### GIVEN INSTRUCTION
Render the following material again verbatim, leaving nothing out.

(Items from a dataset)
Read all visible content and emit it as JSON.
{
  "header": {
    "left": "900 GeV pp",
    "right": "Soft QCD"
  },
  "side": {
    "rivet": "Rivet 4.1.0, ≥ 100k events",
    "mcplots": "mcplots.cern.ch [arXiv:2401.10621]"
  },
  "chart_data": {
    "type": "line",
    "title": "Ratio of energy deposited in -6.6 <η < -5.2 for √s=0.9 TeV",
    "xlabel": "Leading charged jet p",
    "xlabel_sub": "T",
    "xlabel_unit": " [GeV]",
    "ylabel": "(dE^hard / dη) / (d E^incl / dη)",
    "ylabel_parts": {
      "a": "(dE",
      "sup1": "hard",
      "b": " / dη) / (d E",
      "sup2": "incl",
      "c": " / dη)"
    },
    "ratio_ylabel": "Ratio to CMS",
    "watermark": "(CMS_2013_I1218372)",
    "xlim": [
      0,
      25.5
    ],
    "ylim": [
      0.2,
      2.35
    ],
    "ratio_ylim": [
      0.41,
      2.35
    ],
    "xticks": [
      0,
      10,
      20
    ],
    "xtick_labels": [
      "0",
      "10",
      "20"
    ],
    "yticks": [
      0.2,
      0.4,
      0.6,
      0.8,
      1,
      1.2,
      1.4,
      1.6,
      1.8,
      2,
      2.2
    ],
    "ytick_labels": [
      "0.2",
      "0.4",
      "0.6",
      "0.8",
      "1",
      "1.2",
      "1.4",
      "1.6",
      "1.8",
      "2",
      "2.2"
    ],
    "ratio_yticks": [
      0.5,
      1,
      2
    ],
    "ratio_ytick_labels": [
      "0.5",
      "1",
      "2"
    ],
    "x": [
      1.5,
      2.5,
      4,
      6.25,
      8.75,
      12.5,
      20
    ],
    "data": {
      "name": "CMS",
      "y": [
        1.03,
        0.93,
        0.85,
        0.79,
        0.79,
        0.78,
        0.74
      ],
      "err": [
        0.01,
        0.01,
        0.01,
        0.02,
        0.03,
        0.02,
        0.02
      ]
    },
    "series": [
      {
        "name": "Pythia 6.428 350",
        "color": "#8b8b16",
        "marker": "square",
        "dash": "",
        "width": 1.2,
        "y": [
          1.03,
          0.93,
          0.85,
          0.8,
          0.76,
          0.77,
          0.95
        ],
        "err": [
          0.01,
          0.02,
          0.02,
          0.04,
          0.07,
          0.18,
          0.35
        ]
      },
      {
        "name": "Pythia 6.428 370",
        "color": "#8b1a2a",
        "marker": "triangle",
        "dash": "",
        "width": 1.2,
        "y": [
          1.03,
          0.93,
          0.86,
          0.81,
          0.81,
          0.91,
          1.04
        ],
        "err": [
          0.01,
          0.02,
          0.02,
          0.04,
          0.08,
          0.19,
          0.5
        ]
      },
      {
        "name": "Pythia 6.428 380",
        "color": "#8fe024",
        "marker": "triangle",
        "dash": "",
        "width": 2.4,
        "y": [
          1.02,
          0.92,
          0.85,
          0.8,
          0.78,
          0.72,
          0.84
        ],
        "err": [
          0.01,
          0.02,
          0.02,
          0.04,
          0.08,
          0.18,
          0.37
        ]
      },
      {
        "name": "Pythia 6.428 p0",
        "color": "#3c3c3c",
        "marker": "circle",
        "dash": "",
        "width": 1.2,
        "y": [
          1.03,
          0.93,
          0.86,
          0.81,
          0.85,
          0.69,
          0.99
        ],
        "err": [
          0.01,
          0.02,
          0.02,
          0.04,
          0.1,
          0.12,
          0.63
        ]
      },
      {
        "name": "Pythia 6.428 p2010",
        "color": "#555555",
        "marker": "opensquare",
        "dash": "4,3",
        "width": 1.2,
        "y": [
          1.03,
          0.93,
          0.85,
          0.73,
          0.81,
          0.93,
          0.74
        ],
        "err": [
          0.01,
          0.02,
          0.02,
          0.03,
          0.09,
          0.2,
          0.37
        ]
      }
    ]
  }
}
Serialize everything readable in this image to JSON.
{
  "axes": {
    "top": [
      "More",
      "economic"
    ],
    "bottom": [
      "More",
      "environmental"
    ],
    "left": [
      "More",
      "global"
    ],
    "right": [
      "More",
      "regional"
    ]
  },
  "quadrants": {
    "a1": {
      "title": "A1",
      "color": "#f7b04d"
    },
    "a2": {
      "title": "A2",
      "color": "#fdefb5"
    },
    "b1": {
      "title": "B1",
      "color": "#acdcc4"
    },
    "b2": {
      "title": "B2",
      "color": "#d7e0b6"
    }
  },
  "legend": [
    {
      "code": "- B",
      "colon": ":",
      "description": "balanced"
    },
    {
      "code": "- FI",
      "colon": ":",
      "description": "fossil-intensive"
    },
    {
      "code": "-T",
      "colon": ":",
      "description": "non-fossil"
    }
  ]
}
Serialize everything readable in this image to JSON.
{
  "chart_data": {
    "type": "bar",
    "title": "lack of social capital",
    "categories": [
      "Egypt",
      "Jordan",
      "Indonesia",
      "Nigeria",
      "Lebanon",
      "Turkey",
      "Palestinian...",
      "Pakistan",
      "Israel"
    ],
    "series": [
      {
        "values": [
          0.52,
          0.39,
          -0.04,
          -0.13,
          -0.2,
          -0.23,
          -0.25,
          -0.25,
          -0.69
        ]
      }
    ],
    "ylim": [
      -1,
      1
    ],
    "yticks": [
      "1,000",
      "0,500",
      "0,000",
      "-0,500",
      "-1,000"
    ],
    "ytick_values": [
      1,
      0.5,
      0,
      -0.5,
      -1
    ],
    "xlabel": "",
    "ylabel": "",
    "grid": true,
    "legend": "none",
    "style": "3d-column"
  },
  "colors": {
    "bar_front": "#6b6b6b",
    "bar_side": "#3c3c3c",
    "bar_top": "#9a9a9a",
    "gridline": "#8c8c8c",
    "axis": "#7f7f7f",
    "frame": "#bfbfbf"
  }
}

### COMPLETED EXERCISE
Read all visible content and emit it as JSON.
{
  "header": {
    "left": "900 GeV pp",
    "right": "Soft QCD"
  },
  "side": {
    "rivet": "Rivet 4.1.0, ≥ 100k events",
    "mcplots": "mcplots.cern.ch [arXiv:2401.10621]"
  },
  "chart_data": {
    "type": "line",
    "title": "Ratio of energy deposited in -6.6 <η < -5.2 for √s=0.9 TeV",
    "xlabel": "Leading charged jet p",
    "xlabel_sub": "T",
    "xlabel_unit": " [GeV]",
    "ylabel": "(dE^hard / dη) / (d E^incl / dη)",
    "ylabel_parts": {
      "a": "(dE",
      "sup1": "hard",
      "b": " / dη) / (d E",
      "sup2": "incl",
      "c": " / dη)"
    },
    "ratio_ylabel": "Ratio to CMS",
    "watermark": "(CMS_2013_I1218372)",
    "xlim": [
      0,
      25.5
    ],
    "ylim": [
      0.2,
      2.35
    ],
    "ratio_ylim": [
      0.41,
      2.35
    ],
    "xticks": [
      0,
      10,
      20
    ],
    "xtick_labels": [
      "0",
      "10",
      "20"
    ],
    "yticks": [
      0.2,
      0.4,
      0.6,
      0.8,
      1,
      1.2,
      1.4,
      1.6,
      1.8,
      2,
      2.2
    ],
    "ytick_labels": [
      "0.2",
      "0.4",
      "0.6",
      "0.8",
      "1",
      "1.2",
      "1.4",
      "1.6",
      "1.8",
      "2",
      "2.2"
    ],
    "ratio_yticks": [
      0.5,
      1,
      2
    ],
    "ratio_ytick_labels": [
      "0.5",
      "1",
      "2"
    ],
    "x": [
      1.5,
      2.5,
      4,
      6.25,
      8.75,
      12.5,
      20
    ],
    "data": {
      "name": "CMS",
      "y": [
        1.03,
        0.93,
        0.85,
        0.79,
        0.79,
        0.78,
        0.74
      ],
      "err": [
        0.01,
        0.01,
        0.01,
        0.02,
        0.03,
        0.02,
        0.02
      ]
    },
    "series": [
      {
        "name": "Pythia 6.428 350",
        "color": "#8b8b16",
        "marker": "square",
        "dash": "",
        "width": 1.2,
        "y": [
          1.03,
          0.93,
          0.85,
          0.8,
          0.76,
          0.77,
          0.95
        ],
        "err": [
          0.01,
          0.02,
          0.02,
          0.04,
          0.07,
          0.18,
          0.35
        ]
      },
      {
        "name": "Pythia 6.428 370",
        "color": "#8b1a2a",
        "marker": "triangle",
        "dash": "",
        "width": 1.2,
        "y": [
          1.03,
          0.93,
          0.86,
          0.81,
          0.81,
          0.91,
          1.04
        ],
        "err": [
          0.01,
          0.02,
          0.02,
          0.04,
          0.08,
          0.19,
          0.5
        ]
      },
      {
        "name": "Pythia 6.428 380",
        "color": "#8fe024",
        "marker": "triangle",
        "dash": "",
        "width": 2.4,
        "y": [
          1.02,
          0.92,
          0.85,
          0.8,
          0.78,
          0.72,
          0.84
        ],
        "err": [
          0.01,
          0.02,
          0.02,
          0.04,
          0.08,
          0.18,
          0.37
        ]
      },
      {
        "name": "Pythia 6.428 p0",
        "color": "#3c3c3c",
        "marker": "circle",
        "dash": "",
        "width": 1.2,
        "y": [
          1.03,
          0.93,
          0.86,
          0.81,
          0.85,
          0.69,
          0.99
        ],
        "err": [
          0.01,
          0.02,
          0.02,
          0.04,
          0.1,
          0.12,
          0.63
        ]
      },
      {
        "name": "Pythia 6.428 p2010",
        "color": "#555555",
        "marker": "opensquare",
        "dash": "4,3",
        "width": 1.2,
        "y": [
          1.03,
          0.93,
          0.85,
          0.73,
          0.81,
          0.93,
          0.74
        ],
        "err": [
          0.01,
          0.02,
          0.02,
          0.03,
          0.09,
          0.2,
          0.37
        ]
      }
    ]
  }
}
Serialize everything readable in this image to JSON.
{
  "axes": {
    "top": [
      "More",
      "economic"
    ],
    "bottom": [
      "More",
      "environmental"
    ],
    "left": [
      "More",
      "global"
    ],
    "right": [
      "More",
      "regional"
    ]
  },
  "quadrants": {
    "a1": {
      "title": "A1",
      "color": "#f7b04d"
    },
    "a2": {
      "title": "A2",
      "color": "#fdefb5"
    },
    "b1": {
      "title": "B1",
      "color": "#acdcc4"
    },
    "b2": {
      "title": "B2",
      "color": "#d7e0b6"
    }
  },
  "legend": [
    {
      "code": "- B",
      "colon": ":",
      "description": "balanced"
    },
    {
      "code": "- FI",
      "colon": ":",
      "description": "fossil-intensive"
    },
    {
      "code": "-T",
      "colon": ":",
      "description": "non-fossil"
    }
  ]
}
Serialize everything readable in this image to JSON.
{
  "chart_data": {
    "type": "bar",
    "title": "lack of social capital",
    "categories": [
      "Egypt",
      "Jordan",
      "Indonesia",
      "Nigeria",
      "Lebanon",
      "Turkey",
      "Palestinian...",
      "Pakistan",
      "Israel"
    ],
    "series": [
      {
        "values": [
          0.52,
          0.39,
          -0.04,
          -0.13,
          -0.2,
          -0.23,
          -0.25,
          -0.25,
          -0.69
        ]
      }
    ],
    "ylim": [
      -1,
      1
    ],
    "yticks": [
      "1,000",
      "0,500",
      "0,000",
      "-0,500",
      "-1,000"
    ],
    "ytick_values": [
      1,
      0.5,
      0,
      -0.5,
      -1
    ],
    "xlabel": "",
    "ylabel": "",
    "grid": true,
    "legend": "none",
    "style": "3d-column"
  },
  "colors": {
    "bar_front": "#6b6b6b",
    "bar_side": "#3c3c3c",
    "bar_top": "#9a9a9a",
    "gridline": "#8c8c8c",
    "axis": "#7f7f7f",
    "frame": "#bfbfbf"
  }
}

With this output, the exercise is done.